● **Task directions**
Repeat the material exactly as it appears.

======== Exercise inputs ========

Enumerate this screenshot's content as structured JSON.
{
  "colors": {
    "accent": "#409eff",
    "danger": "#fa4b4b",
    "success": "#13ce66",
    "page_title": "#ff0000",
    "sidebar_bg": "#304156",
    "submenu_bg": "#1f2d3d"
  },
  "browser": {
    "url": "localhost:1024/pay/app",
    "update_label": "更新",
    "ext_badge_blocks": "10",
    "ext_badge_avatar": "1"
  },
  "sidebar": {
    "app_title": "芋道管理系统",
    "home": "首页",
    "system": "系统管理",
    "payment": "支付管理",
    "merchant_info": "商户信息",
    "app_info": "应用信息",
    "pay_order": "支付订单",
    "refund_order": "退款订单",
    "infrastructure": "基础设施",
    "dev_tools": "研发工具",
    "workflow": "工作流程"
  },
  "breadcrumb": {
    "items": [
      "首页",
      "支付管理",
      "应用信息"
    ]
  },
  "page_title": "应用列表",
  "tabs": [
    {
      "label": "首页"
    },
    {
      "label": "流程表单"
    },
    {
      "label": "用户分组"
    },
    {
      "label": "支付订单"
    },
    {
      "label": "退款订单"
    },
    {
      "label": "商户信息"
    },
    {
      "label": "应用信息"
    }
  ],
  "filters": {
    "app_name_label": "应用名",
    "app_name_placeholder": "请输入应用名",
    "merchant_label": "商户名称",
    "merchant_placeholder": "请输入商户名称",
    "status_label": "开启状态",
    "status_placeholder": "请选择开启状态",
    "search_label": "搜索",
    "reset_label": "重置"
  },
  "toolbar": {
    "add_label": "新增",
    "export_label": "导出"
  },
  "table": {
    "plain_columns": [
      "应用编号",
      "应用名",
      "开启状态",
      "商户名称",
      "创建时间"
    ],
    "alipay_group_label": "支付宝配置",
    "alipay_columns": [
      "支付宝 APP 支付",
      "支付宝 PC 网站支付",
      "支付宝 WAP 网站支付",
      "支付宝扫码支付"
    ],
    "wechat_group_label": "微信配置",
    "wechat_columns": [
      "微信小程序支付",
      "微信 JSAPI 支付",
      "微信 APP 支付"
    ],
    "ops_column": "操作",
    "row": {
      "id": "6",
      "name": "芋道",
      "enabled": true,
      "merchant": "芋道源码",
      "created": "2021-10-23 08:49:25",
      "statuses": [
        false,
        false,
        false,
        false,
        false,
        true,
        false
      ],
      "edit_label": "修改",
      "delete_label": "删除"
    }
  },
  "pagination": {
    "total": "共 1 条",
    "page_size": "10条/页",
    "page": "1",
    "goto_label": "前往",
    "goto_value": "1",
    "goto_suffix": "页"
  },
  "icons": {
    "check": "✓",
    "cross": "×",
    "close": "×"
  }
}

========

● **Answer to the problem**
Enumerate this screenshot's content as structured JSON.
{
  "colors": {
    "accent": "#409eff",
    "danger": "#fa4b4b",
    "success": "#13ce66",
    "page_title": "#ff0000",
    "sidebar_bg": "#304156",
    "submenu_bg": "#1f2d3d"
  },
  "browser": {
    "url": "localhost:1024/pay/app",
    "update_label": "更新",
    "ext_badge_blocks": "10",
    "ext_badge_avatar": "1"
  },
  "sidebar": {
    "app_title": "芋道管理系统",
    "home": "首页",
    "system": "系统管理",
    "payment": "支付管理",
    "merchant_info": "商户信息",
    "app_info": "应用信息",
    "pay_order": "支付订单",
    "refund_order": "退款订单",
    "infrastructure": "基础设施",
    "dev_tools": "研发工具",
    "workflow": "工作流程"
  },
  "breadcrumb": {
    "items": [
      "首页",
      "支付管理",
      "应用信息"
    ]
  },
  "page_title": "应用列表",
  "tabs": [
    {
      "label": "首页"
    },
    {
      "label": "流程表单"
    },
    {
      "label": "用户分组"
    },
    {
      "label": "支付订单"
    },
    {
      "label": "退款订单"
    },
    {
      "label": "商户信息"
    },
    {
      "label": "应用信息"
    }
  ],
  "filters": {
    "app_name_label": "应用名",
    "app_name_placeholder": "请输入应用名",
    "merchant_label": "商户名称",
    "merchant_placeholder": "请输入商户名称",
    "status_label": "开启状态",
    "status_placeholder": "请选择开启状态",
    "search_label": "搜索",
    "reset_label": "重置"
  },
  "toolbar": {
    "add_label": "新增",
    "export_label": "导出"
  },
  "table": {
    "plain_columns": [
      "应用编号",
      "应用名",
      "开启状态",
      "商户名称",
      "创建时间"
    ],
    "alipay_group_label": "支付宝配置",
    "alipay_columns": [
      "支付宝 APP 支付",
      "支付宝 PC 网站支付",
      "支付宝 WAP 网站支付",
      "支付宝扫码支付"
    ],
    "wechat_group_label": "微信配置",
    "wechat_columns": [
      "微信小程序支付",
      "微信 JSAPI 支付",
      "微信 APP 支付"
    ],
    "ops_column": "操作",
    "row": {
      "id": "6",
      "name": "芋道",
      "enabled": true,
      "merchant": "芋道源码",
      "created": "2021-10-23 08:49:25",
      "statuses": [
        false,
        false,
        false,
        false,
        false,
        true,
        false
      ],
      "edit_label": "修改",
      "delete_label": "删除"
    }
  },
  "pagination": {
    "total": "共 1 条",
    "page_size": "10条/页",
    "page": "1",
    "goto_label": "前往",
    "goto_value": "1",
    "goto_suffix": "页"
  },
  "icons": {
    "check": "✓",
    "cross": "×",
    "close": "×"
  }
}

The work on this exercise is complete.